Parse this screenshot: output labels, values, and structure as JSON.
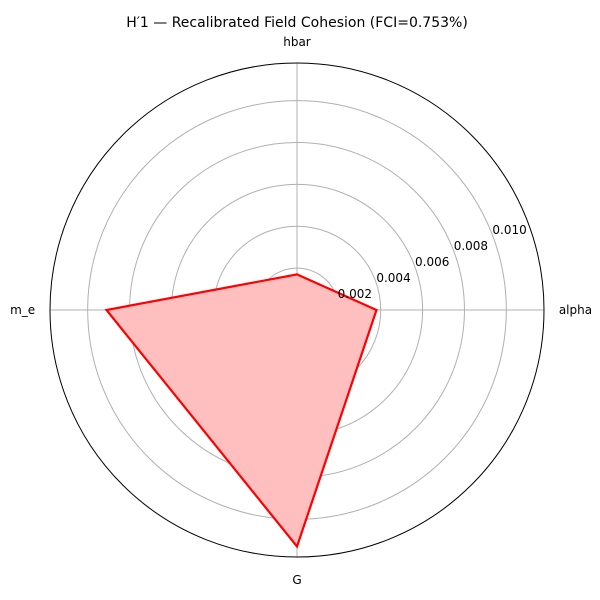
{
  "chart_data": {
    "type": "radar",
    "title": "H′1 — Recalibrated Field Cohesion (FCI=0.753%)",
    "axes": [
      "alpha",
      "hbar",
      "m_e",
      "G"
    ],
    "series": [
      {
        "values": [
          0.0038,
          0.0017,
          0.0091,
          0.0113
        ]
      }
    ],
    "rlim": [
      0,
      0.0118
    ],
    "ticks": [
      0.002,
      0.004,
      0.006,
      0.008,
      0.01
    ],
    "tick_labels": [
      "0.002",
      "0.004",
      "0.006",
      "0.008",
      "0.010"
    ],
    "grid": true,
    "colors": {
      "line": "#ff0000",
      "fill": "#ffbfbf",
      "grid": "#b0b0b0",
      "frame": "#000000"
    }
  }
}
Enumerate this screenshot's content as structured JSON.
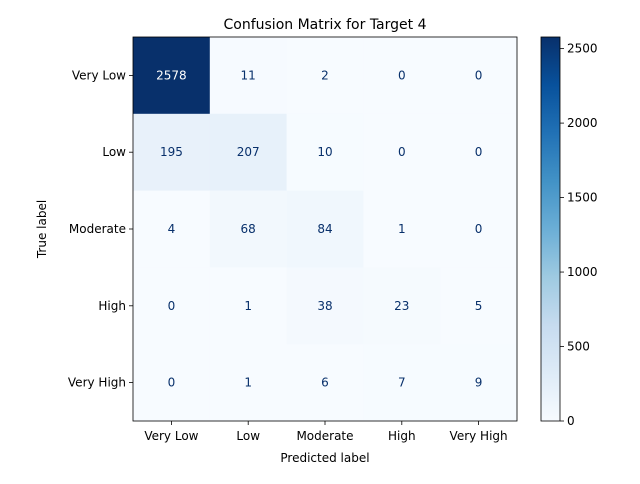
{
  "chart_data": {
    "type": "heatmap",
    "title": "Confusion Matrix for Target 4",
    "xlabel": "Predicted label",
    "ylabel": "True label",
    "categories": [
      "Very Low",
      "Low",
      "Moderate",
      "High",
      "Very High"
    ],
    "values": [
      [
        2578,
        11,
        2,
        0,
        0
      ],
      [
        195,
        207,
        10,
        0,
        0
      ],
      [
        4,
        68,
        84,
        1,
        0
      ],
      [
        0,
        1,
        38,
        23,
        5
      ],
      [
        0,
        1,
        6,
        7,
        9
      ]
    ],
    "colorbar": {
      "ticks": [
        "0",
        "500",
        "1000",
        "1500",
        "2000",
        "2500"
      ],
      "tick_values": [
        0,
        500,
        1000,
        1500,
        2000,
        2500
      ],
      "range": [
        0,
        2578
      ],
      "colormap": "Blues"
    },
    "grid": false
  }
}
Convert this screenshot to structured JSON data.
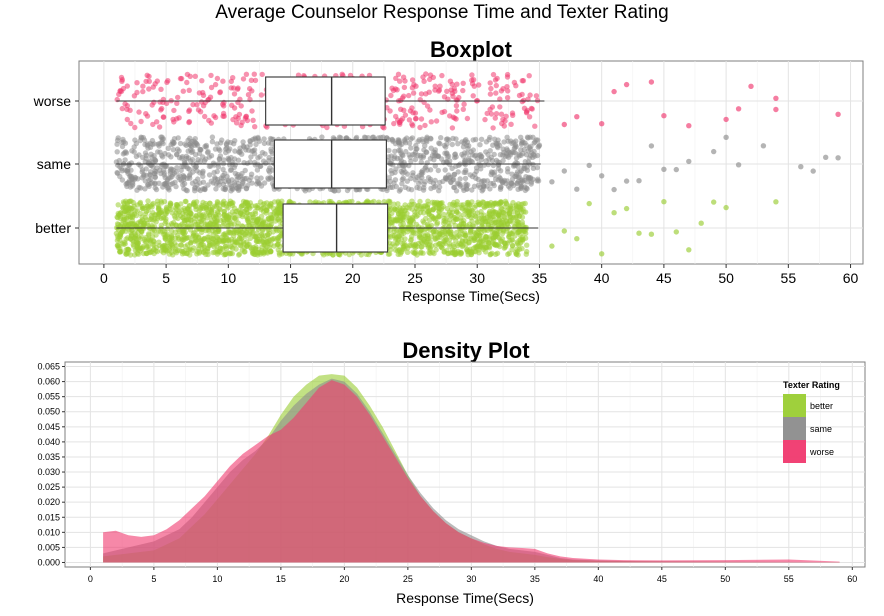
{
  "title": "Average Counselor Response Time and Texter Rating",
  "colors": {
    "better": "#9acd32",
    "same": "#8c8c8c",
    "worse": "#f0386e"
  },
  "chart_data": [
    {
      "type": "box",
      "title": "Boxplot",
      "xlabel": "Response Time(Secs)",
      "ylabel": "",
      "xlim": [
        -2,
        61
      ],
      "xticks": [
        0,
        5,
        10,
        15,
        20,
        25,
        30,
        35,
        40,
        45,
        50,
        55,
        60
      ],
      "categories": [
        "worse",
        "same",
        "better"
      ],
      "grid": true,
      "series": [
        {
          "name": "worse",
          "min": 1,
          "q1": 13.0,
          "median": 18.3,
          "q3": 22.6,
          "whisker_hi": 35.4,
          "dense_max": 35,
          "outliers": [
            37,
            38,
            40,
            41,
            42,
            44,
            45,
            47,
            50,
            51,
            52,
            54,
            54,
            59
          ]
        },
        {
          "name": "same",
          "min": 1,
          "q1": 13.7,
          "median": 18.3,
          "q3": 22.7,
          "whisker_hi": 35.1,
          "dense_max": 35,
          "outliers": [
            36,
            37,
            38,
            39,
            40,
            41,
            42,
            43,
            44,
            45,
            46,
            47,
            49,
            50,
            51,
            53,
            56,
            57,
            58,
            59
          ]
        },
        {
          "name": "better",
          "min": 1,
          "q1": 14.4,
          "median": 18.7,
          "q3": 22.8,
          "whisker_hi": 34.9,
          "dense_max": 34,
          "outliers": [
            36,
            37,
            38,
            39,
            40,
            41,
            42,
            43,
            44,
            45,
            46,
            47,
            48,
            49,
            50,
            54
          ]
        }
      ]
    },
    {
      "type": "area",
      "title": "Density Plot",
      "xlabel": "Response Time(Secs)",
      "ylabel": "",
      "xlim": [
        -2,
        61
      ],
      "ylim": [
        -0.0015,
        0.0665
      ],
      "xticks": [
        0,
        5,
        10,
        15,
        20,
        25,
        30,
        35,
        40,
        45,
        50,
        55,
        60
      ],
      "yticks": [
        0.0,
        0.005,
        0.01,
        0.015,
        0.02,
        0.025,
        0.03,
        0.035,
        0.04,
        0.045,
        0.05,
        0.055,
        0.06,
        0.065
      ],
      "grid": true,
      "legend": {
        "title": "Texter Rating",
        "position": "top-right"
      },
      "x": [
        1,
        2,
        3,
        4,
        5,
        6,
        7,
        8,
        9,
        10,
        11,
        12,
        13,
        14,
        15,
        16,
        17,
        18,
        19,
        20,
        21,
        22,
        23,
        24,
        25,
        26,
        27,
        28,
        29,
        30,
        31,
        32,
        33,
        34,
        35,
        36,
        37,
        38,
        40,
        42,
        45,
        50,
        55,
        59
      ],
      "series": [
        {
          "name": "better",
          "values": [
            0.002,
            0.0025,
            0.003,
            0.0035,
            0.004,
            0.006,
            0.008,
            0.012,
            0.016,
            0.021,
            0.026,
            0.031,
            0.036,
            0.042,
            0.049,
            0.055,
            0.059,
            0.062,
            0.0625,
            0.062,
            0.058,
            0.052,
            0.045,
            0.037,
            0.029,
            0.022,
            0.017,
            0.013,
            0.01,
            0.008,
            0.006,
            0.0045,
            0.0035,
            0.003,
            0.0025,
            0.0018,
            0.0012,
            0.0008,
            0.0005,
            0.0004,
            0.0003,
            0.0002,
            0.0001,
            0.0001
          ]
        },
        {
          "name": "same",
          "values": [
            0.003,
            0.004,
            0.005,
            0.006,
            0.007,
            0.009,
            0.011,
            0.015,
            0.02,
            0.025,
            0.03,
            0.034,
            0.037,
            0.041,
            0.047,
            0.052,
            0.056,
            0.059,
            0.061,
            0.06,
            0.056,
            0.05,
            0.043,
            0.036,
            0.029,
            0.023,
            0.018,
            0.014,
            0.011,
            0.009,
            0.007,
            0.0055,
            0.0045,
            0.004,
            0.0035,
            0.0025,
            0.0015,
            0.001,
            0.0007,
            0.0005,
            0.0004,
            0.0003,
            0.0002,
            0.0001
          ]
        },
        {
          "name": "worse",
          "values": [
            0.01,
            0.0105,
            0.009,
            0.0085,
            0.009,
            0.011,
            0.014,
            0.018,
            0.022,
            0.027,
            0.032,
            0.036,
            0.039,
            0.042,
            0.044,
            0.048,
            0.053,
            0.058,
            0.0605,
            0.059,
            0.055,
            0.049,
            0.042,
            0.035,
            0.028,
            0.022,
            0.017,
            0.013,
            0.01,
            0.008,
            0.0065,
            0.0055,
            0.005,
            0.0048,
            0.0045,
            0.003,
            0.002,
            0.0015,
            0.001,
            0.0008,
            0.0007,
            0.0008,
            0.001,
            0.0003
          ]
        }
      ]
    }
  ]
}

▸ What this task involves: Omitting all images, retype each line of the records precisely.

▸ Task answer:
Parse this screenshot: output labels, values, and structure as JSON.
{
  "chart_data": {
    "type": "radar",
    "title": "H′1 — Recalibrated Field Cohesion (FCI=0.753%)",
    "axes": [
      "alpha",
      "hbar",
      "m_e",
      "G"
    ],
    "series": [
      {
        "values": [
          0.0038,
          0.0017,
          0.0091,
          0.0113
        ]
      }
    ],
    "rlim": [
      0,
      0.0118
    ],
    "ticks": [
      0.002,
      0.004,
      0.006,
      0.008,
      0.01
    ],
    "tick_labels": [
      "0.002",
      "0.004",
      "0.006",
      "0.008",
      "0.010"
    ],
    "grid": true,
    "colors": {
      "line": "#ff0000",
      "fill": "#ffbfbf",
      "grid": "#b0b0b0",
      "frame": "#000000"
    }
  }
}
Enumerate this screenshot's content as structured JSON.
{
  "chart_data": {
    "type": "heatmap",
    "title": "Confusion Matrix for Target 4",
    "xlabel": "Predicted label",
    "ylabel": "True label",
    "categories": [
      "Very Low",
      "Low",
      "Moderate",
      "High",
      "Very High"
    ],
    "values": [
      [
        2578,
        11,
        2,
        0,
        0
      ],
      [
        195,
        207,
        10,
        0,
        0
      ],
      [
        4,
        68,
        84,
        1,
        0
      ],
      [
        0,
        1,
        38,
        23,
        5
      ],
      [
        0,
        1,
        6,
        7,
        9
      ]
    ],
    "colorbar": {
      "ticks": [
        "0",
        "500",
        "1000",
        "1500",
        "2000",
        "2500"
      ],
      "tick_values": [
        0,
        500,
        1000,
        1500,
        2000,
        2500
      ],
      "range": [
        0,
        2578
      ],
      "colormap": "Blues"
    },
    "grid": false
  }
}
Convert this screenshot to structured JSON data.
{
  "title": "Average Counselor Response Time and Texter Rating",
  "colors": {
    "better": "#9acd32",
    "same": "#8c8c8c",
    "worse": "#f0386e"
  },
  "chart_data": [
    {
      "type": "box",
      "title": "Boxplot",
      "xlabel": "Response Time(Secs)",
      "ylabel": "",
      "xlim": [
        -2,
        61
      ],
      "xticks": [
        0,
        5,
        10,
        15,
        20,
        25,
        30,
        35,
        40,
        45,
        50,
        55,
        60
      ],
      "categories": [
        "worse",
        "same",
        "better"
      ],
      "grid": true,
      "series": [
        {
          "name": "worse",
          "min": 1,
          "q1": 13.0,
          "median": 18.3,
          "q3": 22.6,
          "whisker_hi": 35.4,
          "dense_max": 35,
          "outliers": [
            37,
            38,
            40,
            41,
            42,
            44,
            45,
            47,
            50,
            51,
            52,
            54,
            54,
            59
          ]
        },
        {
          "name": "same",
          "min": 1,
          "q1": 13.7,
          "median": 18.3,
          "q3": 22.7,
          "whisker_hi": 35.1,
          "dense_max": 35,
          "outliers": [
            36,
            37,
            38,
            39,
            40,
            41,
            42,
            43,
            44,
            45,
            46,
            47,
            49,
            50,
            51,
            53,
            56,
            57,
            58,
            59
          ]
        },
        {
          "name": "better",
          "min": 1,
          "q1": 14.4,
          "median": 18.7,
          "q3": 22.8,
          "whisker_hi": 34.9,
          "dense_max": 34,
          "outliers": [
            36,
            37,
            38,
            39,
            40,
            41,
            42,
            43,
            44,
            45,
            46,
            47,
            48,
            49,
            50,
            54
          ]
        }
      ]
    },
    {
      "type": "area",
      "title": "Density Plot",
      "xlabel": "Response Time(Secs)",
      "ylabel": "",
      "xlim": [
        -2,
        61
      ],
      "ylim": [
        -0.0015,
        0.0665
      ],
      "xticks": [
        0,
        5,
        10,
        15,
        20,
        25,
        30,
        35,
        40,
        45,
        50,
        55,
        60
      ],
      "yticks": [
        0.0,
        0.005,
        0.01,
        0.015,
        0.02,
        0.025,
        0.03,
        0.035,
        0.04,
        0.045,
        0.05,
        0.055,
        0.06,
        0.065
      ],
      "grid": true,
      "legend": {
        "title": "Texter Rating",
        "position": "top-right"
      },
      "x": [
        1,
        2,
        3,
        4,
        5,
        6,
        7,
        8,
        9,
        10,
        11,
        12,
        13,
        14,
        15,
        16,
        17,
        18,
        19,
        20,
        21,
        22,
        23,
        24,
        25,
        26,
        27,
        28,
        29,
        30,
        31,
        32,
        33,
        34,
        35,
        36,
        37,
        38,
        40,
        42,
        45,
        50,
        55,
        59
      ],
      "series": [
        {
          "name": "better",
          "values": [
            0.002,
            0.0025,
            0.003,
            0.0035,
            0.004,
            0.006,
            0.008,
            0.012,
            0.016,
            0.021,
            0.026,
            0.031,
            0.036,
            0.042,
            0.049,
            0.055,
            0.059,
            0.062,
            0.0625,
            0.062,
            0.058,
            0.052,
            0.045,
            0.037,
            0.029,
            0.022,
            0.017,
            0.013,
            0.01,
            0.008,
            0.006,
            0.0045,
            0.0035,
            0.003,
            0.0025,
            0.0018,
            0.0012,
            0.0008,
            0.0005,
            0.0004,
            0.0003,
            0.0002,
            0.0001,
            0.0001
          ]
        },
        {
          "name": "same",
          "values": [
            0.003,
            0.004,
            0.005,
            0.006,
            0.007,
            0.009,
            0.011,
            0.015,
            0.02,
            0.025,
            0.03,
            0.034,
            0.037,
            0.041,
            0.047,
            0.052,
            0.056,
            0.059,
            0.061,
            0.06,
            0.056,
            0.05,
            0.043,
            0.036,
            0.029,
            0.023,
            0.018,
            0.014,
            0.011,
            0.009,
            0.007,
            0.0055,
            0.0045,
            0.004,
            0.0035,
            0.0025,
            0.0015,
            0.001,
            0.0007,
            0.0005,
            0.0004,
            0.0003,
            0.0002,
            0.0001
          ]
        },
        {
          "name": "worse",
          "values": [
            0.01,
            0.0105,
            0.009,
            0.0085,
            0.009,
            0.011,
            0.014,
            0.018,
            0.022,
            0.027,
            0.032,
            0.036,
            0.039,
            0.042,
            0.044,
            0.048,
            0.053,
            0.058,
            0.0605,
            0.059,
            0.055,
            0.049,
            0.042,
            0.035,
            0.028,
            0.022,
            0.017,
            0.013,
            0.01,
            0.008,
            0.0065,
            0.0055,
            0.005,
            0.0048,
            0.0045,
            0.003,
            0.002,
            0.0015,
            0.001,
            0.0008,
            0.0007,
            0.0008,
            0.001,
            0.0003
          ]
        }
      ]
    }
  ]
}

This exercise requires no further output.